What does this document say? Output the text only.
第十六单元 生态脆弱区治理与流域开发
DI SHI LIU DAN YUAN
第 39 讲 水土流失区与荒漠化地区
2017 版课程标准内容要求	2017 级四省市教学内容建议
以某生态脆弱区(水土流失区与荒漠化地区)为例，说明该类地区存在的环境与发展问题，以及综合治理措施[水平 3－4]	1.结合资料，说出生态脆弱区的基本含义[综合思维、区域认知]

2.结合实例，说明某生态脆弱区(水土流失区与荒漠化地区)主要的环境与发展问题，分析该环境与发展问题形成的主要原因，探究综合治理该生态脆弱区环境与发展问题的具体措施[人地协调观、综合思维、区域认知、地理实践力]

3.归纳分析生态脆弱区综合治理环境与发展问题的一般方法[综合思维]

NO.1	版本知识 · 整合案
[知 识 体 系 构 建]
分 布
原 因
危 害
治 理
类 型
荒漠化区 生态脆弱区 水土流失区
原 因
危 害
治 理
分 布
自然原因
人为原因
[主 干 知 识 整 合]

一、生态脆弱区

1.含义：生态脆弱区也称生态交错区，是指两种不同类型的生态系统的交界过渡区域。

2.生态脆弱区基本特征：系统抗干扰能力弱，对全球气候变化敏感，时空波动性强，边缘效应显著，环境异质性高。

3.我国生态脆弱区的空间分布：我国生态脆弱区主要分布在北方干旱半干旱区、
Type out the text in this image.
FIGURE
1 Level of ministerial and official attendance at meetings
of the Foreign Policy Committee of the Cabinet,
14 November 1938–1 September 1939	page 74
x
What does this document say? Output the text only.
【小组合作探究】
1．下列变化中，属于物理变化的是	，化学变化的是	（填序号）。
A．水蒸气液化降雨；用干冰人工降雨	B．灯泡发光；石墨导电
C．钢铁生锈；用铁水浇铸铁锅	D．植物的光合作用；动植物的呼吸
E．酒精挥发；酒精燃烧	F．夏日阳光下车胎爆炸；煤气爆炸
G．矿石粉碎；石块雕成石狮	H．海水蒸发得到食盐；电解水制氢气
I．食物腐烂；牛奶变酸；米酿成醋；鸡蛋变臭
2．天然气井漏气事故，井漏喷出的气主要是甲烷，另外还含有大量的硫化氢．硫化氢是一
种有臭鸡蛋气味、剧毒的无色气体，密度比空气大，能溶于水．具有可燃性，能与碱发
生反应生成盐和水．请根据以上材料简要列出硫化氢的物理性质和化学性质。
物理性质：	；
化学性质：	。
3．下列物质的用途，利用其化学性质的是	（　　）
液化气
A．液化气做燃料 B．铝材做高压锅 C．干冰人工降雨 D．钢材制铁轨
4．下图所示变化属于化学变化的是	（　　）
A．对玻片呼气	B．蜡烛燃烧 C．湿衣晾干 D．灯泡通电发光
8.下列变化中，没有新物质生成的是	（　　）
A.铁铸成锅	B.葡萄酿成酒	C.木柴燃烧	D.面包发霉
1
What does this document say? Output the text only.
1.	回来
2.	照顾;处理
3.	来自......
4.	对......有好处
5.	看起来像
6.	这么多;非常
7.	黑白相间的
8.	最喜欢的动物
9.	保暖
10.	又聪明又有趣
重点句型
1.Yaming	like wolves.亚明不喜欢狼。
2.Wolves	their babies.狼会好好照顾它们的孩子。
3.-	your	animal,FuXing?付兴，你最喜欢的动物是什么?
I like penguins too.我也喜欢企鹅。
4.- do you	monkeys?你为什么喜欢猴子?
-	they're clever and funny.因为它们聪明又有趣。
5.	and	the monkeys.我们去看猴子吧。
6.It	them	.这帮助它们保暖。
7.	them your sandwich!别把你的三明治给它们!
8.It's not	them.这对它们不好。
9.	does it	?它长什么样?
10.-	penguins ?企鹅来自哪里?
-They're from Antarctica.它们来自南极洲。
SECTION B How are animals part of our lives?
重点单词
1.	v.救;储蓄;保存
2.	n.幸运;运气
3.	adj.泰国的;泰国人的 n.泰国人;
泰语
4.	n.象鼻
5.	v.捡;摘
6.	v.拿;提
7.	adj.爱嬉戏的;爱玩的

• _Set exercise_
Give the entries again in full, exactly as they are written.

• _Response to this task_
What does this document say? Output the text only.
第十六单元 生态脆弱区治理与流域开发
DI SHI LIU DAN YUAN
第 39 讲 水土流失区与荒漠化地区
2017 版课程标准内容要求	2017 级四省市教学内容建议
以某生态脆弱区(水土流失区与荒漠化地区)为例，说明该类地区存在的环境与发展问题，以及综合治理措施[水平 3－4]	1.结合资料，说出生态脆弱区的基本含义[综合思维、区域认知]

2.结合实例，说明某生态脆弱区(水土流失区与荒漠化地区)主要的环境与发展问题，分析该环境与发展问题形成的主要原因，探究综合治理该生态脆弱区环境与发展问题的具体措施[人地协调观、综合思维、区域认知、地理实践力]

3.归纳分析生态脆弱区综合治理环境与发展问题的一般方法[综合思维]

NO.1	版本知识 · 整合案
[知 识 体 系 构 建]
分 布
原 因
危 害
治 理
类 型
荒漠化区 生态脆弱区 水土流失区
原 因
危 害
治 理
分 布
自然原因
人为原因
[主 干 知 识 整 合]

一、生态脆弱区

1.含义：生态脆弱区也称生态交错区，是指两种不同类型的生态系统的交界过渡区域。

2.生态脆弱区基本特征：系统抗干扰能力弱，对全球气候变化敏感，时空波动性强，边缘效应显著，环境异质性高。

3.我国生态脆弱区的空间分布：我国生态脆弱区主要分布在北方干旱半干旱区、
Type out the text in this image.
FIGURE
1 Level of ministerial and official attendance at meetings
of the Foreign Policy Committee of the Cabinet,
14 November 1938–1 September 1939	page 74
x
What does this document say? Output the text only.
【小组合作探究】
1．下列变化中，属于物理变化的是	，化学变化的是	（填序号）。
A．水蒸气液化降雨；用干冰人工降雨	B．灯泡发光；石墨导电
C．钢铁生锈；用铁水浇铸铁锅	D．植物的光合作用；动植物的呼吸
E．酒精挥发；酒精燃烧	F．夏日阳光下车胎爆炸；煤气爆炸
G．矿石粉碎；石块雕成石狮	H．海水蒸发得到食盐；电解水制氢气
I．食物腐烂；牛奶变酸；米酿成醋；鸡蛋变臭
2．天然气井漏气事故，井漏喷出的气主要是甲烷，另外还含有大量的硫化氢．硫化氢是一
种有臭鸡蛋气味、剧毒的无色气体，密度比空气大，能溶于水．具有可燃性，能与碱发
生反应生成盐和水．请根据以上材料简要列出硫化氢的物理性质和化学性质。
物理性质：	；
化学性质：	。
3．下列物质的用途，利用其化学性质的是	（　　）
液化气
A．液化气做燃料 B．铝材做高压锅 C．干冰人工降雨 D．钢材制铁轨
4．下图所示变化属于化学变化的是	（　　）
A．对玻片呼气	B．蜡烛燃烧 C．湿衣晾干 D．灯泡通电发光
8.下列变化中，没有新物质生成的是	（　　）
A.铁铸成锅	B.葡萄酿成酒	C.木柴燃烧	D.面包发霉
1
What does this document say? Output the text only.
1.	回来
2.	照顾;处理
3.	来自......
4.	对......有好处
5.	看起来像
6.	这么多;非常
7.	黑白相间的
8.	最喜欢的动物
9.	保暖
10.	又聪明又有趣
重点句型
1.Yaming	like wolves.亚明不喜欢狼。
2.Wolves	their babies.狼会好好照顾它们的孩子。
3.-	your	animal,FuXing?付兴，你最喜欢的动物是什么?
I like penguins too.我也喜欢企鹅。
4.- do you	monkeys?你为什么喜欢猴子?
-	they're clever and funny.因为它们聪明又有趣。
5.	and	the monkeys.我们去看猴子吧。
6.It	them	.这帮助它们保暖。
7.	them your sandwich!别把你的三明治给它们!
8.It's not	them.这对它们不好。
9.	does it	?它长什么样?
10.-	penguins ?企鹅来自哪里?
-They're from Antarctica.它们来自南极洲。
SECTION B How are animals part of our lives?
重点单词
1.	v.救;储蓄;保存
2.	n.幸运;运气
3.	adj.泰国的;泰国人的 n.泰国人;
泰语
4.	n.象鼻
5.	v.捡;摘
6.	v.拿;提
7.	adj.爱嬉戏的;爱玩的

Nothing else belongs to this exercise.